Collected data
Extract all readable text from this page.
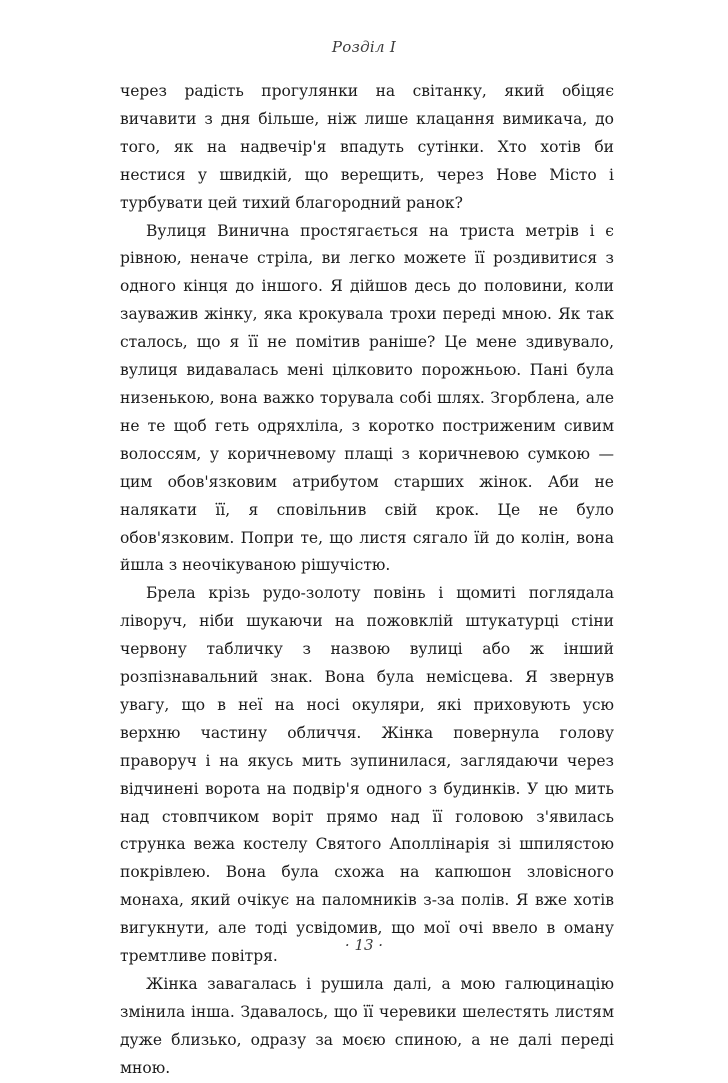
Розділ I

через радість прогулянки на світанку, який обіцяє вичавити з дня більше, ніж лише клацання вимикача, до того, як на надвечір'я впадуть сутінки. Хто хотів би нестися у швидкій, що верещить, через Нове Місто і турбувати цей тихий благородний ранок?

Вулиця Винична простягається на триста метрів і є рівною, неначе стріла, ви легко можете її роздивитися з одного кінця до іншого. Я дійшов десь до половини, коли зауважив жінку, яка крокувала трохи переді мною. Як так сталось, що я її не помітив раніше? Це мене здивувало, вулиця видавалась мені цілковито порожньою. Пані була низенькою, вона важко торувала собі шлях. Згорблена, але не те щоб геть одряхліла, з коротко постриженим сивим волоссям, у коричневому плащі з коричневою сумкою — цим обов'язковим атрибутом старших жінок. Аби не налякати її, я сповільнив свій крок. Це не було обов'язковим. Попри те, що листя сягало їй до колін, вона йшла з неочікуваною рішучістю.

Брела крізь рудо-золоту повінь і щомиті поглядала ліворуч, ніби шукаючи на пожовклій штукатурці стіни червону табличку з назвою вулиці або ж інший розпізнавальний знак. Вона була немісцева. Я звернув увагу, що в неї на носі окуляри, які приховують усю верхню частину обличчя. Жінка повернула голову праворуч і на якусь мить зупинилася, заглядаючи через відчинені ворота на подвір'я одного з будинків. У цю мить над стовпчиком воріт прямо над її головою з'явилась струнка вежа костелу Святого Аполлінарія зі шпилястою покрівлею. Вона була схожа на капюшон зловісного монаха, який очікує на паломників з-за полів. Я вже хотів вигукнути, але тоді усвідомив, що мої очі ввело в оману тремтливе повітря.

Жінка завагалась і рушила далі, а мою галюцинацію змінила інша. Здавалось, що її черевики шелестять листям дуже близько, одразу за моєю спиною, а не далі переді мною.

· 13 ·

### Stated task
Report every line in the data above in which the word "який" appears.

### Exercise output
через радість прогулянки на світанку, який обіцяє вичавити з дня більше, ніж лише клацання вимикача, до того, як на надвечір'я впадуть сутінки. Хто хотів би нестися у швидкій, що верещить, через Нове Місто і турбувати цей тихий благородний ранок?
Брела крізь рудо-золоту повінь і щомиті поглядала ліворуч, ніби шукаючи на пожовклій штукатурці стіни червону табличку з назвою вулиці або ж інший розпізнавальний знак. Вона була немісцева. Я звернув увагу, що в неї на носі окуляри, які приховують усю верхню частину обличчя. Жінка повернула голову праворуч і на якусь мить зупинилася, заглядаючи через відчинені ворота на подвір'я одного з будинків. У цю мить над стовпчиком воріт прямо над її головою з'явилась струнка вежа костелу Святого Аполлінарія зі шпилястою покрівлею. Вона була схожа на капюшон зловісного монаха, який очікує на паломників з-за полів. Я вже хотів вигукнути, але тоді усвідомив, що мої очі ввело в оману тремтливе повітря.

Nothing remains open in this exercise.